**Do this**
Spot every line with the word "Hours" and return it.

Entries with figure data

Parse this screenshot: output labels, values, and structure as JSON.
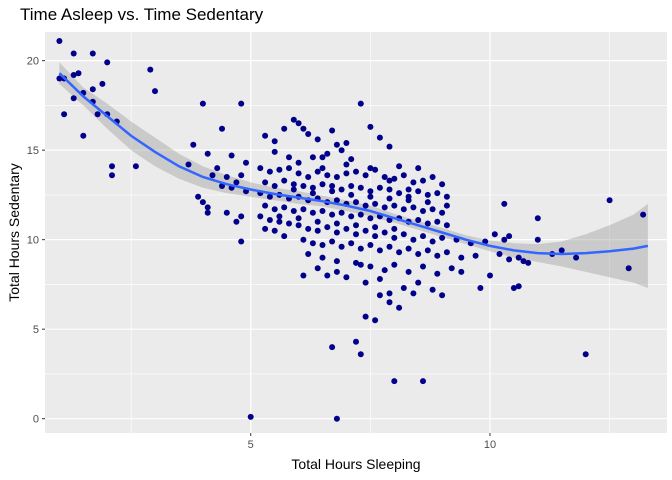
{
  "chart_data": {
    "type": "scatter",
    "title": "Time Asleep vs. Time Sedentary",
    "xlabel": "Total Hours Sleeping",
    "ylabel": "Total Hours Sedentary",
    "xlim": [
      0.7,
      13.7
    ],
    "ylim": [
      -0.8,
      21.6
    ],
    "xticks": [
      5,
      10
    ],
    "yticks": [
      0,
      5,
      10,
      15,
      20
    ],
    "grid": true,
    "legend": "none",
    "colors": {
      "panel": "#ebebeb",
      "grid": "#ffffff",
      "points": "#00008b",
      "smooth_line": "#3366ff",
      "ribbon": "#bfbfbf"
    },
    "smooth": {
      "method": "loess",
      "x": [
        1.0,
        1.5,
        2.0,
        2.5,
        3.0,
        3.5,
        4.0,
        4.5,
        5.0,
        5.5,
        6.0,
        6.5,
        7.0,
        7.5,
        8.0,
        8.5,
        9.0,
        9.5,
        10.0,
        10.5,
        11.0,
        11.5,
        12.0,
        12.5,
        13.0,
        13.3
      ],
      "y": [
        19.3,
        18.0,
        16.9,
        15.8,
        14.9,
        14.1,
        13.5,
        13.1,
        12.8,
        12.55,
        12.35,
        12.15,
        11.9,
        11.6,
        11.2,
        10.8,
        10.4,
        10.0,
        9.65,
        9.4,
        9.25,
        9.2,
        9.25,
        9.35,
        9.5,
        9.65
      ],
      "lower": [
        18.7,
        17.5,
        16.2,
        15.0,
        14.1,
        13.4,
        12.9,
        12.6,
        12.4,
        12.2,
        12.0,
        11.85,
        11.6,
        11.3,
        10.95,
        10.55,
        10.15,
        9.75,
        9.35,
        9.0,
        8.75,
        8.5,
        8.2,
        7.9,
        7.6,
        7.3
      ],
      "upper": [
        19.9,
        18.5,
        17.6,
        16.6,
        15.7,
        14.8,
        14.1,
        13.6,
        13.2,
        12.9,
        12.7,
        12.45,
        12.2,
        11.9,
        11.45,
        11.05,
        10.65,
        10.25,
        9.95,
        9.8,
        9.75,
        9.9,
        10.3,
        10.8,
        11.4,
        12.0
      ]
    },
    "points": [
      [
        1.0,
        21.1
      ],
      [
        1.3,
        20.4
      ],
      [
        1.7,
        20.4
      ],
      [
        2.0,
        19.9
      ],
      [
        1.1,
        19.0
      ],
      [
        1.4,
        19.3
      ],
      [
        1.3,
        19.2
      ],
      [
        1.0,
        19.0
      ],
      [
        1.5,
        18.2
      ],
      [
        1.7,
        18.4
      ],
      [
        1.9,
        18.7
      ],
      [
        1.7,
        17.7
      ],
      [
        1.3,
        17.9
      ],
      [
        1.1,
        17.0
      ],
      [
        1.8,
        17.0
      ],
      [
        2.0,
        17.0
      ],
      [
        2.2,
        16.6
      ],
      [
        1.5,
        15.8
      ],
      [
        2.1,
        14.1
      ],
      [
        2.1,
        13.6
      ],
      [
        2.6,
        14.1
      ],
      [
        2.9,
        19.5
      ],
      [
        3.0,
        18.3
      ],
      [
        4.0,
        17.6
      ],
      [
        4.8,
        17.6
      ],
      [
        4.4,
        16.2
      ],
      [
        3.8,
        15.3
      ],
      [
        4.1,
        14.8
      ],
      [
        4.6,
        14.7
      ],
      [
        4.9,
        14.3
      ],
      [
        3.7,
        14.2
      ],
      [
        4.3,
        14.0
      ],
      [
        4.2,
        13.6
      ],
      [
        4.5,
        13.5
      ],
      [
        4.8,
        13.6
      ],
      [
        4.7,
        13.2
      ],
      [
        4.4,
        13.0
      ],
      [
        4.6,
        12.9
      ],
      [
        4.9,
        12.7
      ],
      [
        3.9,
        12.4
      ],
      [
        4.0,
        12.1
      ],
      [
        4.1,
        11.8
      ],
      [
        4.1,
        11.5
      ],
      [
        4.5,
        11.5
      ],
      [
        4.8,
        11.3
      ],
      [
        4.7,
        11.0
      ],
      [
        4.8,
        9.9
      ],
      [
        5.0,
        0.1
      ],
      [
        5.3,
        15.8
      ],
      [
        5.5,
        15.5
      ],
      [
        5.7,
        16.2
      ],
      [
        5.9,
        16.7
      ],
      [
        6.0,
        16.5
      ],
      [
        6.1,
        16.2
      ],
      [
        6.2,
        15.9
      ],
      [
        5.5,
        14.9
      ],
      [
        5.8,
        14.6
      ],
      [
        6.0,
        14.3
      ],
      [
        6.3,
        14.6
      ],
      [
        6.5,
        14.6
      ],
      [
        6.6,
        14.8
      ],
      [
        6.8,
        15.3
      ],
      [
        7.0,
        15.4
      ],
      [
        6.9,
        15.0
      ],
      [
        7.1,
        14.5
      ],
      [
        7.3,
        17.6
      ],
      [
        7.5,
        16.3
      ],
      [
        7.7,
        15.7
      ],
      [
        7.9,
        15.2
      ],
      [
        6.7,
        16.1
      ],
      [
        6.4,
        15.6
      ],
      [
        5.2,
        14.0
      ],
      [
        5.4,
        13.8
      ],
      [
        5.6,
        13.9
      ],
      [
        5.8,
        14.0
      ],
      [
        6.0,
        13.7
      ],
      [
        6.2,
        13.5
      ],
      [
        6.4,
        13.8
      ],
      [
        6.6,
        13.6
      ],
      [
        6.8,
        13.5
      ],
      [
        7.0,
        13.7
      ],
      [
        7.2,
        13.8
      ],
      [
        7.4,
        13.6
      ],
      [
        7.6,
        13.9
      ],
      [
        7.8,
        13.5
      ],
      [
        8.0,
        13.4
      ],
      [
        8.2,
        13.6
      ],
      [
        8.4,
        13.2
      ],
      [
        8.6,
        13.3
      ],
      [
        8.8,
        13.5
      ],
      [
        9.0,
        13.1
      ],
      [
        5.3,
        13.2
      ],
      [
        5.5,
        13.0
      ],
      [
        5.7,
        13.3
      ],
      [
        5.9,
        13.1
      ],
      [
        6.1,
        13.0
      ],
      [
        6.3,
        12.9
      ],
      [
        6.5,
        13.1
      ],
      [
        6.7,
        13.0
      ],
      [
        6.9,
        12.8
      ],
      [
        7.1,
        13.0
      ],
      [
        7.3,
        12.9
      ],
      [
        7.5,
        12.7
      ],
      [
        7.7,
        12.9
      ],
      [
        7.9,
        12.8
      ],
      [
        8.1,
        12.6
      ],
      [
        8.3,
        12.8
      ],
      [
        8.5,
        12.7
      ],
      [
        8.7,
        12.5
      ],
      [
        8.9,
        12.6
      ],
      [
        9.1,
        12.4
      ],
      [
        5.2,
        12.6
      ],
      [
        5.4,
        12.4
      ],
      [
        5.6,
        12.5
      ],
      [
        5.8,
        12.3
      ],
      [
        6.0,
        12.4
      ],
      [
        6.2,
        12.2
      ],
      [
        6.4,
        12.3
      ],
      [
        6.6,
        12.1
      ],
      [
        6.8,
        12.2
      ],
      [
        7.0,
        12.0
      ],
      [
        7.2,
        12.1
      ],
      [
        7.4,
        11.9
      ],
      [
        7.6,
        12.0
      ],
      [
        7.8,
        11.8
      ],
      [
        8.0,
        11.9
      ],
      [
        8.2,
        11.7
      ],
      [
        8.4,
        11.8
      ],
      [
        8.6,
        11.6
      ],
      [
        8.8,
        11.7
      ],
      [
        9.0,
        11.5
      ],
      [
        5.3,
        11.9
      ],
      [
        5.5,
        11.7
      ],
      [
        5.7,
        11.8
      ],
      [
        5.9,
        11.6
      ],
      [
        6.1,
        11.7
      ],
      [
        6.3,
        11.5
      ],
      [
        6.5,
        11.6
      ],
      [
        6.7,
        11.4
      ],
      [
        6.9,
        11.5
      ],
      [
        7.1,
        11.3
      ],
      [
        7.3,
        11.4
      ],
      [
        7.5,
        11.2
      ],
      [
        7.7,
        11.3
      ],
      [
        7.9,
        11.1
      ],
      [
        8.1,
        11.2
      ],
      [
        8.3,
        11.0
      ],
      [
        8.5,
        11.1
      ],
      [
        8.7,
        10.9
      ],
      [
        8.9,
        11.0
      ],
      [
        9.1,
        10.8
      ],
      [
        5.2,
        11.3
      ],
      [
        5.4,
        11.1
      ],
      [
        5.6,
        11.0
      ],
      [
        5.8,
        10.9
      ],
      [
        6.0,
        10.8
      ],
      [
        6.2,
        10.6
      ],
      [
        6.4,
        10.5
      ],
      [
        6.6,
        10.7
      ],
      [
        6.8,
        10.4
      ],
      [
        7.0,
        10.6
      ],
      [
        7.2,
        10.3
      ],
      [
        7.4,
        10.5
      ],
      [
        7.6,
        10.2
      ],
      [
        7.8,
        10.4
      ],
      [
        8.0,
        10.1
      ],
      [
        8.2,
        10.3
      ],
      [
        8.4,
        10.0
      ],
      [
        8.6,
        10.2
      ],
      [
        8.8,
        9.9
      ],
      [
        9.0,
        10.1
      ],
      [
        9.3,
        10.0
      ],
      [
        9.6,
        9.8
      ],
      [
        9.9,
        9.9
      ],
      [
        10.1,
        10.3
      ],
      [
        10.3,
        10.0
      ],
      [
        5.3,
        10.6
      ],
      [
        5.5,
        10.5
      ],
      [
        5.7,
        10.2
      ],
      [
        6.1,
        10.0
      ],
      [
        6.3,
        9.8
      ],
      [
        6.5,
        9.7
      ],
      [
        6.7,
        9.9
      ],
      [
        6.9,
        9.6
      ],
      [
        7.1,
        9.8
      ],
      [
        7.3,
        9.5
      ],
      [
        7.5,
        9.7
      ],
      [
        7.7,
        9.4
      ],
      [
        7.9,
        9.6
      ],
      [
        8.1,
        9.3
      ],
      [
        8.3,
        9.5
      ],
      [
        8.5,
        9.2
      ],
      [
        8.7,
        9.4
      ],
      [
        8.9,
        9.1
      ],
      [
        9.1,
        9.3
      ],
      [
        9.4,
        9.0
      ],
      [
        9.7,
        9.1
      ],
      [
        10.2,
        9.2
      ],
      [
        10.4,
        8.9
      ],
      [
        10.7,
        8.8
      ],
      [
        6.2,
        9.2
      ],
      [
        6.5,
        9.0
      ],
      [
        6.8,
        8.8
      ],
      [
        7.2,
        8.7
      ],
      [
        7.5,
        8.5
      ],
      [
        7.8,
        8.3
      ],
      [
        8.0,
        8.6
      ],
      [
        8.3,
        8.2
      ],
      [
        8.6,
        8.5
      ],
      [
        8.9,
        8.1
      ],
      [
        9.2,
        8.4
      ],
      [
        6.4,
        8.4
      ],
      [
        6.6,
        8.0
      ],
      [
        7.0,
        7.9
      ],
      [
        7.4,
        7.6
      ],
      [
        7.7,
        7.8
      ],
      [
        7.9,
        7.0
      ],
      [
        8.2,
        7.3
      ],
      [
        8.5,
        7.6
      ],
      [
        8.8,
        7.2
      ],
      [
        9.0,
        6.9
      ],
      [
        9.4,
        8.2
      ],
      [
        9.8,
        7.3
      ],
      [
        10.0,
        8.0
      ],
      [
        6.1,
        8.0
      ],
      [
        6.8,
        8.2
      ],
      [
        7.3,
        8.6
      ],
      [
        7.9,
        6.5
      ],
      [
        8.1,
        6.2
      ],
      [
        8.4,
        7.0
      ],
      [
        7.7,
        6.9
      ],
      [
        7.4,
        5.7
      ],
      [
        7.6,
        5.5
      ],
      [
        6.7,
        4.0
      ],
      [
        7.2,
        4.3
      ],
      [
        7.3,
        3.6
      ],
      [
        8.0,
        2.1
      ],
      [
        8.6,
        2.1
      ],
      [
        6.8,
        0.0
      ],
      [
        10.3,
        12.0
      ],
      [
        10.4,
        10.2
      ],
      [
        11.0,
        11.2
      ],
      [
        11.0,
        10.0
      ],
      [
        11.5,
        9.4
      ],
      [
        10.6,
        9.0
      ],
      [
        10.8,
        8.7
      ],
      [
        10.5,
        7.3
      ],
      [
        10.6,
        7.4
      ],
      [
        11.8,
        9.0
      ],
      [
        12.0,
        3.6
      ],
      [
        12.5,
        12.2
      ],
      [
        13.2,
        11.4
      ],
      [
        12.9,
        8.4
      ],
      [
        11.3,
        9.2
      ],
      [
        5.6,
        11.3
      ],
      [
        6.0,
        11.2
      ],
      [
        6.4,
        11.0
      ],
      [
        6.8,
        10.9
      ],
      [
        7.2,
        10.8
      ],
      [
        7.6,
        10.7
      ],
      [
        8.0,
        10.6
      ],
      [
        5.9,
        12.8
      ],
      [
        6.3,
        12.6
      ],
      [
        6.7,
        12.7
      ],
      [
        7.1,
        12.5
      ],
      [
        7.5,
        12.4
      ],
      [
        7.9,
        12.3
      ],
      [
        8.3,
        12.2
      ],
      [
        8.7,
        12.1
      ],
      [
        9.1,
        11.9
      ],
      [
        6.5,
        14.0
      ],
      [
        7.0,
        14.2
      ],
      [
        7.5,
        14.0
      ],
      [
        8.1,
        14.1
      ],
      [
        8.5,
        14.0
      ],
      [
        7.9,
        13.3
      ],
      [
        8.3,
        12.4
      ]
    ]
  }
}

**Task result**
    "xlabel": "Total Hours Sleeping",
    "ylabel": "Total Hours Sedentary",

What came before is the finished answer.